#### Exercise aim
Tally how many lines include "了解学情". The number is the whole answer.

#### Supplied material
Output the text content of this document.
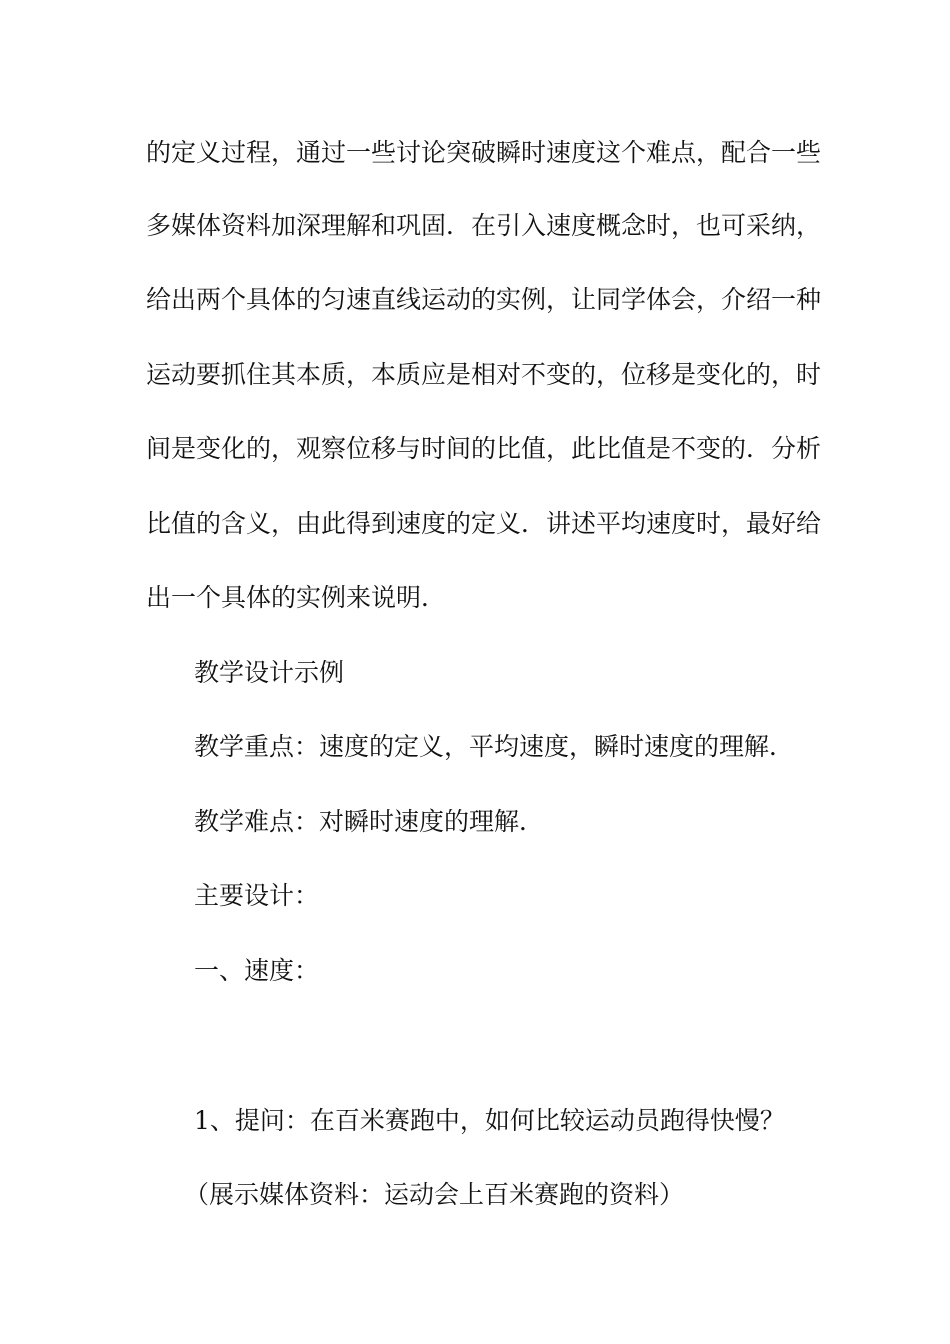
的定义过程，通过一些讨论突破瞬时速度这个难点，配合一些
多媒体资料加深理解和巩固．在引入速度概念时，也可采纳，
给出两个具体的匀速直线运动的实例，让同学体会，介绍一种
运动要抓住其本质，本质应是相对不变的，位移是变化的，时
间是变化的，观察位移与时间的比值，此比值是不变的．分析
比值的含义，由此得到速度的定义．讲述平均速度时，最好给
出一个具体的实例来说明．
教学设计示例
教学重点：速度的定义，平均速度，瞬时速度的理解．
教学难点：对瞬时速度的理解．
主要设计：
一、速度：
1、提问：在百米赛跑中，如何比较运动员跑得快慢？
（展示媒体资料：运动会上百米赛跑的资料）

--

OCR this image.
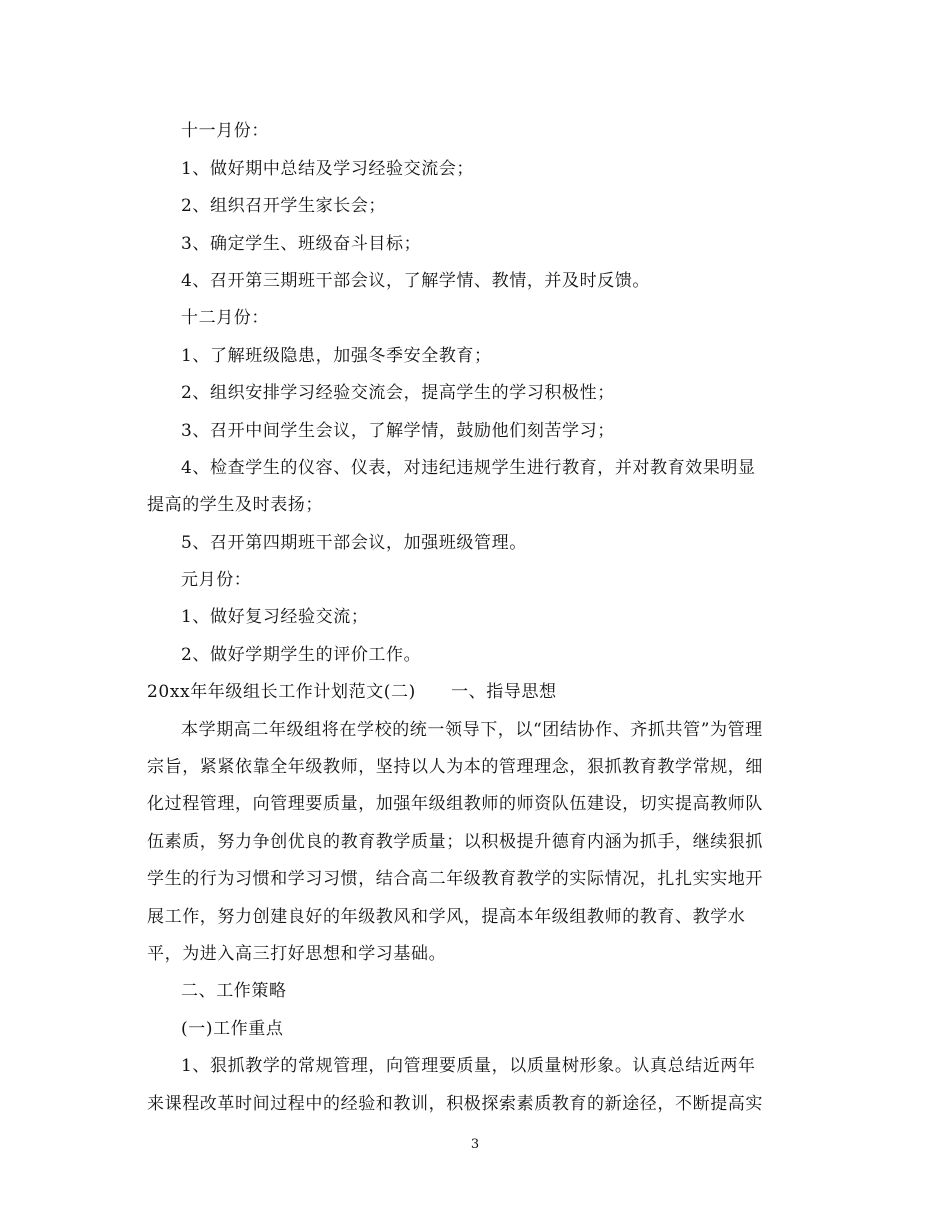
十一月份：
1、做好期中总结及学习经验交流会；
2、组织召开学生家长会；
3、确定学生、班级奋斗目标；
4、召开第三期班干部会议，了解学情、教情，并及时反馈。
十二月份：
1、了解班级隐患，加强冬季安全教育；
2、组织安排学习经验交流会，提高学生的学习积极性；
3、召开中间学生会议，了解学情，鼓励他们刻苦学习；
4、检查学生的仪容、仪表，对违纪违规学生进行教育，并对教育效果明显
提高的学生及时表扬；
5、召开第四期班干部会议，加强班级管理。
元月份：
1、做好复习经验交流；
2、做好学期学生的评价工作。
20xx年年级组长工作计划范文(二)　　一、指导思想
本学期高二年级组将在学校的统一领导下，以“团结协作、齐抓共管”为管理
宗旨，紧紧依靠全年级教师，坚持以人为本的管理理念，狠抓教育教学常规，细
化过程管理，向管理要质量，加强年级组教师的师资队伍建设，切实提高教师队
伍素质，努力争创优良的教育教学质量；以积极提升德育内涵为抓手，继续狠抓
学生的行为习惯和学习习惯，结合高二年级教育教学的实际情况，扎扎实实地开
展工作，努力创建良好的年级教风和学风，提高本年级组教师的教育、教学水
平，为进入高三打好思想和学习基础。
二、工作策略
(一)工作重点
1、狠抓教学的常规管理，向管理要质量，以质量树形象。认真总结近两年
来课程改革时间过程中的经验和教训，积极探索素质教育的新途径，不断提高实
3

#### Result of the task
2